*To do:* Pull every line with the word "color" out of the entries below.

*Exercise input:*

┌────────

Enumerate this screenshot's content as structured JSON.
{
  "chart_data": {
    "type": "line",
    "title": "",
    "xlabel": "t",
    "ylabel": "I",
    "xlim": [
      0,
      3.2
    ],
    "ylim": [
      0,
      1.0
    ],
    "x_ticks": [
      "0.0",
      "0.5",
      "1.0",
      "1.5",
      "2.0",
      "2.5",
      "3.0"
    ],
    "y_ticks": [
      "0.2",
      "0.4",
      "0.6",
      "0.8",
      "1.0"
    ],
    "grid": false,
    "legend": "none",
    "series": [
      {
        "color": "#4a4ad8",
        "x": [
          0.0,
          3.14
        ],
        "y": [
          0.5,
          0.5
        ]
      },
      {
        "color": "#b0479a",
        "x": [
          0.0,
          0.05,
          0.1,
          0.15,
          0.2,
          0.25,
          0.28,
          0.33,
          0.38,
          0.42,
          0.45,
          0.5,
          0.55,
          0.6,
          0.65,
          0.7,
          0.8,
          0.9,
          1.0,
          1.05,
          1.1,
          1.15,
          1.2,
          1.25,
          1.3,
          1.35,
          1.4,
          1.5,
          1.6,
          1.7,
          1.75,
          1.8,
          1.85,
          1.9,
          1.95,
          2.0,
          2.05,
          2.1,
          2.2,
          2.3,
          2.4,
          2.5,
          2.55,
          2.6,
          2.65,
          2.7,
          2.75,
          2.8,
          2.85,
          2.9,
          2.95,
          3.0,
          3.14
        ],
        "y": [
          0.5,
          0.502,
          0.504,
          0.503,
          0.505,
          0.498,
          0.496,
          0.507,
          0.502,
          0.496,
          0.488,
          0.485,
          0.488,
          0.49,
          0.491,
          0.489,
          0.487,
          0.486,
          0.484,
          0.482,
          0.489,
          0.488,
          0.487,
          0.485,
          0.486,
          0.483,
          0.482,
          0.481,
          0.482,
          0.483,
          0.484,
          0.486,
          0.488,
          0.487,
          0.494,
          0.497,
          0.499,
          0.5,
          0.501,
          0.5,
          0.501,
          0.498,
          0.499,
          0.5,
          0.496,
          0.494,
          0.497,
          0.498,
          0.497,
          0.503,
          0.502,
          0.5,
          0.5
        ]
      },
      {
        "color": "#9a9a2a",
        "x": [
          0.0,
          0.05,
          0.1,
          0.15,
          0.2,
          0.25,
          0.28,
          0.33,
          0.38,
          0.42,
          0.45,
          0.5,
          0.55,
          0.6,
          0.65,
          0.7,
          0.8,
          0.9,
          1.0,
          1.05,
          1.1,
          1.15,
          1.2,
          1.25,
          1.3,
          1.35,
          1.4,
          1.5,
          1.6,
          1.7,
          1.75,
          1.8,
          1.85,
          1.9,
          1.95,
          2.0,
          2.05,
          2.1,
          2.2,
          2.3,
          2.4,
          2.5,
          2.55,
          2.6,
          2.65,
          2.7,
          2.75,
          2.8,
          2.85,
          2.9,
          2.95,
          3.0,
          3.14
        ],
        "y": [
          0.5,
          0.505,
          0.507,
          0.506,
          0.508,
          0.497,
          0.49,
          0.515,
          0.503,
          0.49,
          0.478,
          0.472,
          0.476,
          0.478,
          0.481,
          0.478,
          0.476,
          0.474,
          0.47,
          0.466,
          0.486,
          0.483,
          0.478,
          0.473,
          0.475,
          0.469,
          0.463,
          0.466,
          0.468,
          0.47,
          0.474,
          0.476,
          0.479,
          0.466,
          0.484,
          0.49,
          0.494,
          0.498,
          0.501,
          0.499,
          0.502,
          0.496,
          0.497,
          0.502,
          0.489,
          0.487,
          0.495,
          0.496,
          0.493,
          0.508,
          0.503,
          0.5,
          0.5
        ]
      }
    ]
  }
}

└────────

*Reply:*
        "color": "#4a4ad8",
        "color": "#b0479a",
        "color": "#9a9a2a",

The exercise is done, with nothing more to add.